Search the data for the word "name" and copy every line where it occurs.

** Begin **

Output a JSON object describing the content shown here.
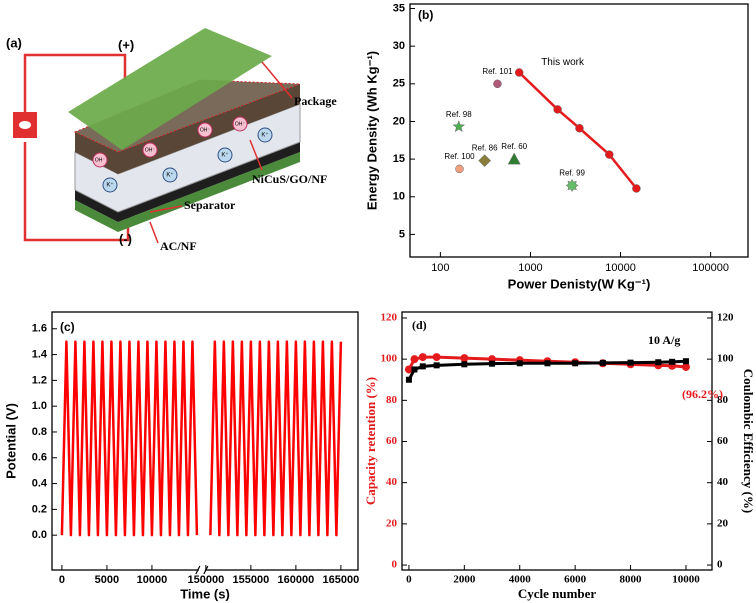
{
  "diagram": {
    "panel_label": "(a)",
    "terminals": [
      "(+)",
      "(-)"
    ],
    "labels": [
      "Package",
      "NiCuS/GO/NF",
      "Separator",
      "AC/NF"
    ],
    "ion_labels": [
      "OH⁻",
      "K⁺"
    ]
  },
  "chart_data": [
    {
      "type": "scatter",
      "panel_label": "(b)",
      "xlabel": "Power Denisty(W Kg⁻¹)",
      "ylabel": "Energy Density (Wh Kg⁻¹)",
      "xscale": "log",
      "xlim": [
        46,
        260000
      ],
      "xticks": [
        100,
        1000,
        10000,
        100000
      ],
      "ylim": [
        2,
        35.6
      ],
      "yticks": [
        5,
        10,
        15,
        20,
        25,
        30,
        35
      ],
      "series": [
        {
          "name": "This work",
          "color": "#e41a1c",
          "marker": "circle",
          "line": true,
          "x": [
            750,
            2000,
            3500,
            7500,
            15000
          ],
          "values": [
            26.5,
            21.6,
            19.1,
            15.6,
            11.1
          ]
        },
        {
          "name": "Ref. 101",
          "color": "#b05a7a",
          "marker": "circle",
          "x": [
            430
          ],
          "values": [
            25
          ]
        },
        {
          "name": "Ref. 98",
          "color": "#4caf50",
          "marker": "star",
          "x": [
            160
          ],
          "values": [
            19.3
          ]
        },
        {
          "name": "Ref. 86",
          "color": "#8b7d3a",
          "marker": "diamond",
          "x": [
            310
          ],
          "values": [
            14.8
          ]
        },
        {
          "name": "Ref. 60",
          "color": "#2e7d32",
          "marker": "triangle",
          "x": [
            660
          ],
          "values": [
            15
          ]
        },
        {
          "name": "Ref. 100",
          "color": "#f0a080",
          "marker": "circle",
          "x": [
            163
          ],
          "values": [
            13.7
          ]
        },
        {
          "name": "Ref. 99",
          "color": "#66bb6a",
          "marker": "burst",
          "x": [
            2900
          ],
          "values": [
            11.5
          ]
        }
      ]
    },
    {
      "type": "line",
      "panel_label": "(c)",
      "xlabel": "Time (s)",
      "ylabel": "Potential (V)",
      "xlim_segments": [
        [
          -1100,
          15100
        ],
        [
          150000,
          166900
        ]
      ],
      "xtick_segments": [
        [
          0,
          5000,
          10000
        ],
        [
          150000,
          155000,
          160000,
          165000
        ]
      ],
      "ylim": [
        -0.27,
        1.73
      ],
      "yticks": [
        {
          "value": 0,
          "label": "0.0"
        },
        0.2,
        0.4,
        0.6,
        0.8,
        {
          "value": 1,
          "label": "1.0"
        },
        1.2,
        1.4,
        1.6
      ],
      "series": [
        {
          "color": "#ff0000",
          "x": [
            0,
            500,
            1000,
            1500,
            2000,
            2500,
            3000,
            3500,
            4000,
            4500,
            5000,
            5500,
            6000,
            6500,
            7000,
            7500,
            8000,
            8500,
            9000,
            9500,
            10000,
            10500,
            11000,
            11500,
            12000,
            12500,
            13000,
            13500,
            14000,
            14500,
            15000,
            null,
            150500,
            151000,
            151500,
            152000,
            152500,
            153000,
            153500,
            154000,
            154500,
            155000,
            155500,
            156000,
            156500,
            157000,
            157500,
            158000,
            158500,
            159000,
            159500,
            160000,
            160500,
            161000,
            161500,
            162000,
            162500,
            163000,
            163500,
            164000,
            164500,
            165000
          ],
          "values": [
            0,
            1.5,
            0,
            1.5,
            0,
            1.5,
            0,
            1.5,
            0,
            1.5,
            0,
            1.5,
            0,
            1.5,
            0,
            1.5,
            0,
            1.5,
            0,
            1.5,
            0,
            1.5,
            0,
            1.5,
            0,
            1.5,
            0,
            1.5,
            0,
            1.5,
            0,
            null,
            0,
            1.5,
            0,
            1.5,
            0,
            1.5,
            0,
            1.5,
            0,
            1.5,
            0,
            1.5,
            0,
            1.5,
            0,
            1.5,
            0,
            1.5,
            0,
            1.5,
            0,
            1.5,
            0,
            1.5,
            0,
            1.5,
            0,
            1.5,
            0,
            1.5
          ]
        }
      ]
    },
    {
      "type": "line",
      "panel_label": "(d)",
      "xlabel": "Cycle number",
      "ylabel": "Capacity retention (%)",
      "ylabel_color": "#e41a1c",
      "y2label": "Coulombic Efficiency (%)",
      "xlim": [
        -250,
        10940
      ],
      "xticks": [
        0,
        2000,
        4000,
        6000,
        8000,
        10000
      ],
      "ylim": [
        -2.4,
        122.9
      ],
      "yticks": [
        0,
        20,
        40,
        60,
        80,
        100,
        120
      ],
      "y2lim": [
        -2.4,
        122.9
      ],
      "y2ticks": [
        0,
        20,
        40,
        60,
        80,
        100,
        120
      ],
      "annotations": [
        "10 A/g",
        "(96.2%)"
      ],
      "series": [
        {
          "color": "#e41a1c",
          "marker": "circle",
          "x": [
            0,
            200,
            500,
            1000,
            2000,
            3000,
            4000,
            5000,
            6000,
            7000,
            8000,
            9000,
            9500,
            10000
          ],
          "values": [
            95,
            100,
            101,
            101,
            100.5,
            100,
            99.5,
            99,
            98.5,
            98,
            97.5,
            97,
            96.8,
            96.2
          ]
        },
        {
          "color": "#000000",
          "marker": "square",
          "axis": "y2",
          "x": [
            0,
            200,
            500,
            1000,
            2000,
            3000,
            4000,
            5000,
            6000,
            7000,
            8000,
            9000,
            9500,
            10000
          ],
          "values": [
            90,
            95,
            96.5,
            97,
            97.5,
            97.8,
            98,
            98,
            98,
            98.2,
            98.3,
            98.5,
            98.7,
            99
          ]
        }
      ]
    }
  ]
}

** End **

Answer below
          "name": "This work",
          "name": "Ref. 101",
          "name": "Ref. 98",
          "name": "Ref. 86",
          "name": "Ref. 60",
          "name": "Ref. 100",
          "name": "Ref. 99",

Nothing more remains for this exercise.